Set exercise: Your answer is a single number: how many lines hold the word "name"?

Extracted records:
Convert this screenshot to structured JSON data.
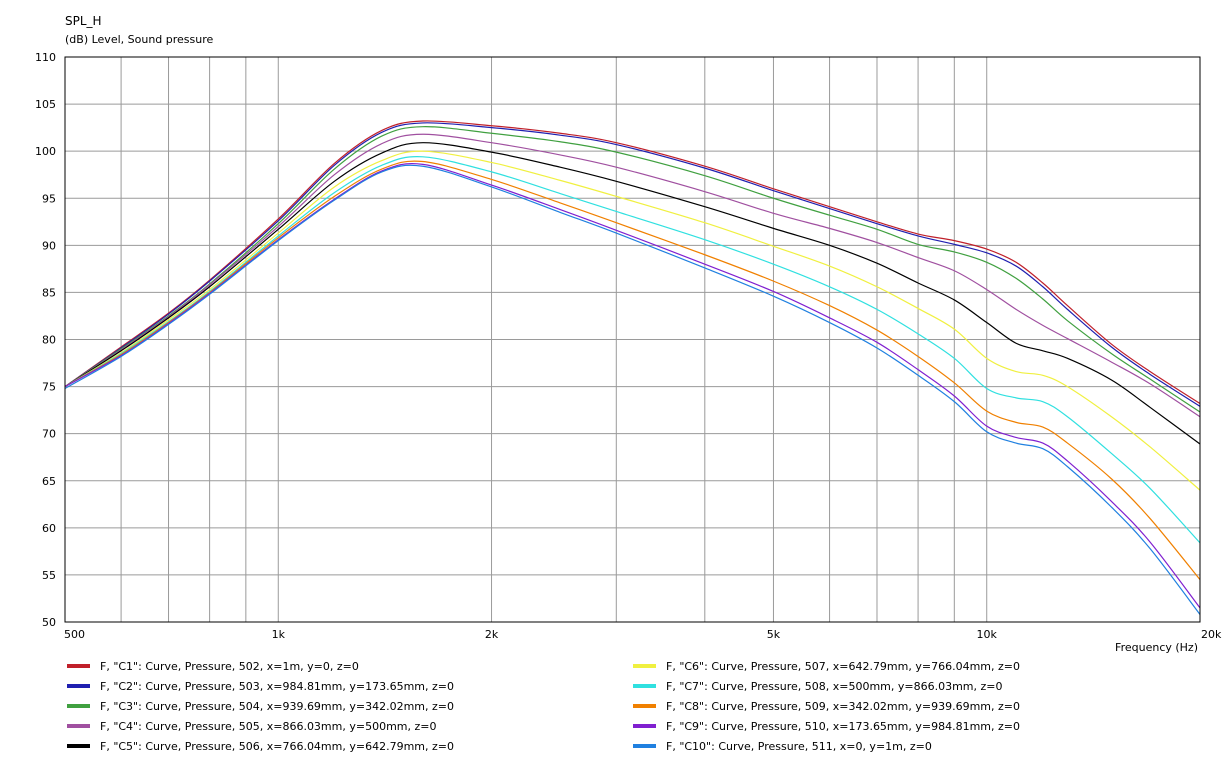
{
  "chart_data": {
    "type": "line",
    "title": "SPL_H",
    "ylabel": "(dB)  Level, Sound pressure",
    "xlabel": "Frequency  (Hz)",
    "xscale": "log",
    "xlim": [
      500,
      20000
    ],
    "ylim": [
      50,
      110
    ],
    "grid": true,
    "legend_position": "bottom",
    "y_ticks": [
      {
        "value": 50,
        "label": "50"
      },
      {
        "value": 55,
        "label": "55"
      },
      {
        "value": 60,
        "label": "60"
      },
      {
        "value": 65,
        "label": "65"
      },
      {
        "value": 70,
        "label": "70"
      },
      {
        "value": 75,
        "label": "75"
      },
      {
        "value": 80,
        "label": "80"
      },
      {
        "value": 85,
        "label": "85"
      },
      {
        "value": 90,
        "label": "90"
      },
      {
        "value": 95,
        "label": "95"
      },
      {
        "value": 100,
        "label": "100"
      },
      {
        "value": 105,
        "label": "105"
      },
      {
        "value": 110,
        "label": "110"
      }
    ],
    "x_ticks": [
      {
        "value": 500,
        "label": "500"
      },
      {
        "value": 1000,
        "label": "1k"
      },
      {
        "value": 2000,
        "label": "2k"
      },
      {
        "value": 5000,
        "label": "5k"
      },
      {
        "value": 10000,
        "label": "10k"
      },
      {
        "value": 20000,
        "label": "20k"
      }
    ],
    "x_minor_grid": [
      600,
      700,
      800,
      900,
      1000,
      2000,
      3000,
      4000,
      5000,
      6000,
      7000,
      8000,
      9000,
      10000
    ],
    "x": [
      500,
      600,
      700,
      800,
      1000,
      1200,
      1400,
      1600,
      2000,
      2500,
      3000,
      4000,
      5000,
      6000,
      7000,
      8000,
      9000,
      10000,
      11000,
      12000,
      13000,
      15000,
      17000,
      20000
    ],
    "series": [
      {
        "name": "F, \"C1\": Curve, Pressure, 502, x=1m, y=0, z=0",
        "color": "#c0202a",
        "values": [
          75.0,
          79.2,
          82.8,
          86.3,
          92.8,
          98.7,
          102.2,
          103.2,
          102.7,
          101.9,
          100.9,
          98.4,
          96.0,
          94.1,
          92.5,
          91.2,
          90.5,
          89.6,
          88.2,
          86.0,
          83.6,
          79.5,
          76.6,
          73.2
        ]
      },
      {
        "name": "F, \"C2\": Curve, Pressure, 503, x=984.81mm, y=173.65mm, z=0",
        "color": "#2020b0",
        "values": [
          75.0,
          79.1,
          82.7,
          86.2,
          92.6,
          98.5,
          102.0,
          103.0,
          102.5,
          101.7,
          100.7,
          98.2,
          95.8,
          93.9,
          92.3,
          91.0,
          90.1,
          89.2,
          87.8,
          85.6,
          83.2,
          79.2,
          76.3,
          72.9
        ]
      },
      {
        "name": "F, \"C3\": Curve, Pressure, 504, x=939.69mm, y=342.02mm, z=0",
        "color": "#40a040",
        "values": [
          75.0,
          79.0,
          82.5,
          85.9,
          92.3,
          98.1,
          101.6,
          102.6,
          101.9,
          101.0,
          99.9,
          97.4,
          95.0,
          93.2,
          91.7,
          90.1,
          89.3,
          88.2,
          86.5,
          84.3,
          82.0,
          78.5,
          75.8,
          72.3
        ]
      },
      {
        "name": "F, \"C4\": Curve, Pressure, 505, x=866.03mm, y=500mm, z=0",
        "color": "#a050a0",
        "values": [
          75.0,
          78.9,
          82.4,
          85.8,
          92.0,
          97.5,
          100.8,
          101.8,
          100.9,
          99.6,
          98.3,
          95.7,
          93.4,
          91.8,
          90.3,
          88.7,
          87.3,
          85.3,
          83.2,
          81.5,
          80.1,
          77.6,
          75.3,
          71.8
        ]
      },
      {
        "name": "F, \"C5\": Curve, Pressure, 506, x=766.04mm, y=642.79mm, z=0",
        "color": "#000000",
        "values": [
          75.0,
          78.8,
          82.3,
          85.6,
          91.7,
          96.8,
          99.8,
          100.9,
          99.9,
          98.3,
          96.8,
          94.1,
          91.8,
          90.0,
          88.1,
          86.0,
          84.2,
          81.8,
          79.6,
          78.8,
          78.0,
          75.7,
          72.8,
          68.9
        ]
      },
      {
        "name": "F, \"C6\": Curve, Pressure, 507, x=642.79mm, y=766.04mm, z=0",
        "color": "#f0f040",
        "values": [
          75.0,
          78.6,
          82.1,
          85.3,
          91.3,
          96.2,
          99.0,
          100.0,
          98.8,
          96.9,
          95.2,
          92.4,
          89.9,
          87.8,
          85.6,
          83.3,
          81.1,
          78.0,
          76.6,
          76.2,
          75.0,
          71.8,
          68.6,
          64.0
        ]
      },
      {
        "name": "F, \"C7\": Curve, Pressure, 508, x=500mm, y=866.03mm, z=0",
        "color": "#30e0e0",
        "values": [
          75.0,
          78.5,
          81.9,
          85.1,
          91.0,
          95.6,
          98.5,
          99.4,
          97.8,
          95.5,
          93.6,
          90.6,
          88.0,
          85.6,
          83.2,
          80.6,
          78.0,
          74.8,
          73.8,
          73.4,
          71.8,
          67.9,
          64.2,
          58.4
        ]
      },
      {
        "name": "F, \"C8\": Curve, Pressure, 509, x=342.02mm, y=939.69mm, z=0",
        "color": "#f08000",
        "values": [
          75.0,
          78.4,
          81.8,
          85.0,
          90.8,
          95.2,
          98.1,
          98.9,
          97.0,
          94.5,
          92.4,
          89.0,
          86.2,
          83.6,
          81.0,
          78.2,
          75.4,
          72.4,
          71.2,
          70.7,
          69.0,
          65.2,
          61.0,
          54.5
        ]
      },
      {
        "name": "F, \"C9\": Curve, Pressure, 510, x=173.65mm, y=984.81mm, z=0",
        "color": "#8020d0",
        "values": [
          75.0,
          78.3,
          81.7,
          84.9,
          90.6,
          94.9,
          97.9,
          98.6,
          96.4,
          93.8,
          91.6,
          88.0,
          85.1,
          82.3,
          79.7,
          76.8,
          74.0,
          70.8,
          69.6,
          69.0,
          67.1,
          62.8,
          58.5,
          51.5
        ]
      },
      {
        "name": "F, \"C10\": Curve, Pressure, 511, x=0, y=1m, z=0",
        "color": "#2080e0",
        "values": [
          74.8,
          78.2,
          81.6,
          84.8,
          90.5,
          94.8,
          97.8,
          98.4,
          96.2,
          93.5,
          91.3,
          87.6,
          84.6,
          81.8,
          79.1,
          76.2,
          73.4,
          70.2,
          69.0,
          68.4,
          66.5,
          62.2,
          57.8,
          50.8
        ]
      }
    ]
  }
}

Task answer: 10